:: Directions ::
Copy every line of the material below word for word.

Data entries:
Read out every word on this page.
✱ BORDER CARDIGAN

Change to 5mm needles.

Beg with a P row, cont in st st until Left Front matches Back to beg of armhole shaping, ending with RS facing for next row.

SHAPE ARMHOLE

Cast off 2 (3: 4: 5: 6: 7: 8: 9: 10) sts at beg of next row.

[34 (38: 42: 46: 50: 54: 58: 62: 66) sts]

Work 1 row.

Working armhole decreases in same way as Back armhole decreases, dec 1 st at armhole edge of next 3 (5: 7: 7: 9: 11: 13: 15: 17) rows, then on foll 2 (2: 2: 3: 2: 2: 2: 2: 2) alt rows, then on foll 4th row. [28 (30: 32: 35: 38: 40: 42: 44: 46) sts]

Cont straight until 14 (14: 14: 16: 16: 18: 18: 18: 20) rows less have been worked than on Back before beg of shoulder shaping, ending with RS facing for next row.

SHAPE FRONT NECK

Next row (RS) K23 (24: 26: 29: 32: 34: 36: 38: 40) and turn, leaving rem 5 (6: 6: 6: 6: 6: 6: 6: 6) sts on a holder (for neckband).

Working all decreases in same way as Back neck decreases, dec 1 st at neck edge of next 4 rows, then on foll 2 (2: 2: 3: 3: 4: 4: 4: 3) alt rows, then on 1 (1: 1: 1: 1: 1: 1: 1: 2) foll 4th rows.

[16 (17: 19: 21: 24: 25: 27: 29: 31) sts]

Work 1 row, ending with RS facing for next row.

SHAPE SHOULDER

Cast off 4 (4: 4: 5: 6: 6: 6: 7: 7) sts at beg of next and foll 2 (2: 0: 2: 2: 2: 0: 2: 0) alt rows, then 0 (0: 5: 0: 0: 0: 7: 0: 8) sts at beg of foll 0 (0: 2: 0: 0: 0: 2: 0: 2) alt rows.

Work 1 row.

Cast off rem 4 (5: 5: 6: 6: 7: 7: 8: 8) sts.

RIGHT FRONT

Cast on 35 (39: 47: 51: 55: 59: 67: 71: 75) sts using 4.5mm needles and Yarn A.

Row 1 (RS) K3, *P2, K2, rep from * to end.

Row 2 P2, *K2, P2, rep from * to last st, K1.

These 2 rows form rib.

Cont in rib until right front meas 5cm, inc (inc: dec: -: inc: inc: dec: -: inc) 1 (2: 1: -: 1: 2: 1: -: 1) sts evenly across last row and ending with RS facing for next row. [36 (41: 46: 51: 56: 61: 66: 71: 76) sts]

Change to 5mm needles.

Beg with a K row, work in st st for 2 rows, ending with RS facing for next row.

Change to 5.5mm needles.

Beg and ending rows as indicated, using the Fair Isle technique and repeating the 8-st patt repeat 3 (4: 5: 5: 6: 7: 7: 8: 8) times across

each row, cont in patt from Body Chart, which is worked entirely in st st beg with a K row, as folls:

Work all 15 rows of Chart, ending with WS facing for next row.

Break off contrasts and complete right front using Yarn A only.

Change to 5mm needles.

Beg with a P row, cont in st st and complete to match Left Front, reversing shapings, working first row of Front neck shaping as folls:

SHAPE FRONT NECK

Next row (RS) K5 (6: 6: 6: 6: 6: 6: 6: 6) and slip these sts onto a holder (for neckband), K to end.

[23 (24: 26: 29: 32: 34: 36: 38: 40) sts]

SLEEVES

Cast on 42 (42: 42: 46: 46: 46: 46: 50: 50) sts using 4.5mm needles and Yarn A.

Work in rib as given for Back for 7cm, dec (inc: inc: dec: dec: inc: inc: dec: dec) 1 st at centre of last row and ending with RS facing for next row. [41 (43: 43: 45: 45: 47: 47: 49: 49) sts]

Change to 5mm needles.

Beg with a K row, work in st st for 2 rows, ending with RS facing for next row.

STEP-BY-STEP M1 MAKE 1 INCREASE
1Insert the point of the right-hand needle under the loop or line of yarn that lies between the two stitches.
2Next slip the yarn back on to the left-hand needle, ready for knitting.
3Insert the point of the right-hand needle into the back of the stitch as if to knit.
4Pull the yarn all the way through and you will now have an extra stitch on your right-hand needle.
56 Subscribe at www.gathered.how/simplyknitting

:: Answer to this exercise ::
Read out every word on this page.
✱ BORDER CARDIGAN

Change to 5mm needles.

Beg with a P row, cont in st st until Left Front matches Back to beg of armhole shaping, ending with RS facing for next row.

SHAPE ARMHOLE

Cast off 2 (3: 4: 5: 6: 7: 8: 9: 10) sts at beg of next row.

[34 (38: 42: 46: 50: 54: 58: 62: 66) sts]

Work 1 row.

Working armhole decreases in same way as Back armhole decreases, dec 1 st at armhole edge of next 3 (5: 7: 7: 9: 11: 13: 15: 17) rows, then on foll 2 (2: 2: 3: 2: 2: 2: 2: 2) alt rows, then on foll 4th row. [28 (30: 32: 35: 38: 40: 42: 44: 46) sts]

Cont straight until 14 (14: 14: 16: 16: 18: 18: 18: 20) rows less have been worked than on Back before beg of shoulder shaping, ending with RS facing for next row.

SHAPE FRONT NECK

Next row (RS) K23 (24: 26: 29: 32: 34: 36: 38: 40) and turn, leaving rem 5 (6: 6: 6: 6: 6: 6: 6: 6) sts on a holder (for neckband).

Working all decreases in same way as Back neck decreases, dec 1 st at neck edge of next 4 rows, then on foll 2 (2: 2: 3: 3: 4: 4: 4: 3) alt rows, then on 1 (1: 1: 1: 1: 1: 1: 1: 2) foll 4th rows.

[16 (17: 19: 21: 24: 25: 27: 29: 31) sts]

Work 1 row, ending with RS facing for next row.

SHAPE SHOULDER

Cast off 4 (4: 4: 5: 6: 6: 6: 7: 7) sts at beg of next and foll 2 (2: 0: 2: 2: 2: 0: 2: 0) alt rows, then 0 (0: 5: 0: 0: 0: 7: 0: 8) sts at beg of foll 0 (0: 2: 0: 0: 0: 2: 0: 2) alt rows.

Work 1 row.

Cast off rem 4 (5: 5: 6: 6: 7: 7: 8: 8) sts.

RIGHT FRONT

Cast on 35 (39: 47: 51: 55: 59: 67: 71: 75) sts using 4.5mm needles and Yarn A.

Row 1 (RS) K3, *P2, K2, rep from * to end.

Row 2 P2, *K2, P2, rep from * to last st, K1.

These 2 rows form rib.

Cont in rib until right front meas 5cm, inc (inc: dec: -: inc: inc: dec: -: inc) 1 (2: 1: -: 1: 2: 1: -: 1) sts evenly across last row and ending with RS facing for next row. [36 (41: 46: 51: 56: 61: 66: 71: 76) sts]

Change to 5mm needles.

Beg with a K row, work in st st for 2 rows, ending with RS facing for next row.

Change to 5.5mm needles.

Beg and ending rows as indicated, using the Fair Isle technique and repeating the 8-st patt repeat 3 (4: 5: 5: 6: 7: 7: 8: 8) times across

each row, cont in patt from Body Chart, which is worked entirely in st st beg with a K row, as folls:

Work all 15 rows of Chart, ending with WS facing for next row.

Break off contrasts and complete right front using Yarn A only.

Change to 5mm needles.

Beg with a P row, cont in st st and complete to match Left Front, reversing shapings, working first row of Front neck shaping as folls:

SHAPE FRONT NECK

Next row (RS) K5 (6: 6: 6: 6: 6: 6: 6: 6) and slip these sts onto a holder (for neckband), K to end.

[23 (24: 26: 29: 32: 34: 36: 38: 40) sts]

SLEEVES

Cast on 42 (42: 42: 46: 46: 46: 46: 50: 50) sts using 4.5mm needles and Yarn A.

Work in rib as given for Back for 7cm, dec (inc: inc: dec: dec: inc: inc: dec: dec) 1 st at centre of last row and ending with RS facing for next row. [41 (43: 43: 45: 45: 47: 47: 49: 49) sts]

Change to 5mm needles.

Beg with a K row, work in st st for 2 rows, ending with RS facing for next row.

STEP-BY-STEP M1 MAKE 1 INCREASE
1Insert the point of the right-hand needle under the loop or line of yarn that lies between the two stitches.
2Next slip the yarn back on to the left-hand needle, ready for knitting.
3Insert the point of the right-hand needle into the back of the stitch as if to knit.
4Pull the yarn all the way through and you will now have an extra stitch on your right-hand needle.
56 Subscribe at www.gathered.how/simplyknitting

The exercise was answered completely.